◆ DATASET RECORDS ◆
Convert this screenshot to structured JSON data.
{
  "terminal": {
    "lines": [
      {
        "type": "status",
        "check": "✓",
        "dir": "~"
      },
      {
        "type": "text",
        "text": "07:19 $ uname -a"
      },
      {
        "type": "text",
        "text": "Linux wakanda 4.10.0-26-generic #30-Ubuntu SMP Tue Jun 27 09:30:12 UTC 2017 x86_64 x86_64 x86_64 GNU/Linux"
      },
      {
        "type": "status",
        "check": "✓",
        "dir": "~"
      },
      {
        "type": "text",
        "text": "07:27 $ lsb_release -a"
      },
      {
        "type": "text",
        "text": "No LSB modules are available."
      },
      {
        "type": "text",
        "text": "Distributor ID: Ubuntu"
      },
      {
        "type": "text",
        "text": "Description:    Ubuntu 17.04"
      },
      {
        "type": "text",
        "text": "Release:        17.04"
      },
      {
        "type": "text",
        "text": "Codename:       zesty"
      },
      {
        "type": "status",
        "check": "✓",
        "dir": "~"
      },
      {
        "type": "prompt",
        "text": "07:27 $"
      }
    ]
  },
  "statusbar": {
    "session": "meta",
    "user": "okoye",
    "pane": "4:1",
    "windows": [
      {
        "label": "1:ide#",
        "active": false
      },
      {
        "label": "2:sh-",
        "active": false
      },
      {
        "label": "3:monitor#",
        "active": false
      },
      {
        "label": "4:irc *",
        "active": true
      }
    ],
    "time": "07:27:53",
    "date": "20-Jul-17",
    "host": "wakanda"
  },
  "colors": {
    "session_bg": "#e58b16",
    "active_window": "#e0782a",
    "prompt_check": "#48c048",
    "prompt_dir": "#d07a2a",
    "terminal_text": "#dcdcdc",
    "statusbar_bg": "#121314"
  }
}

◆ GOAL OF THE EXERCISE ◆
Select and copy every line of the listing with the word "Ubuntu".

◆ CORRECT RESPONSE ◆
        "text": "Linux wakanda 4.10.0-26-generic #30-Ubuntu SMP Tue Jun 27 09:30:12 UTC 2017 x86_64 x86_64 x86_64 GNU/Linux"
        "text": "Distributor ID: Ubuntu"
        "text": "Description:    Ubuntu 17.04"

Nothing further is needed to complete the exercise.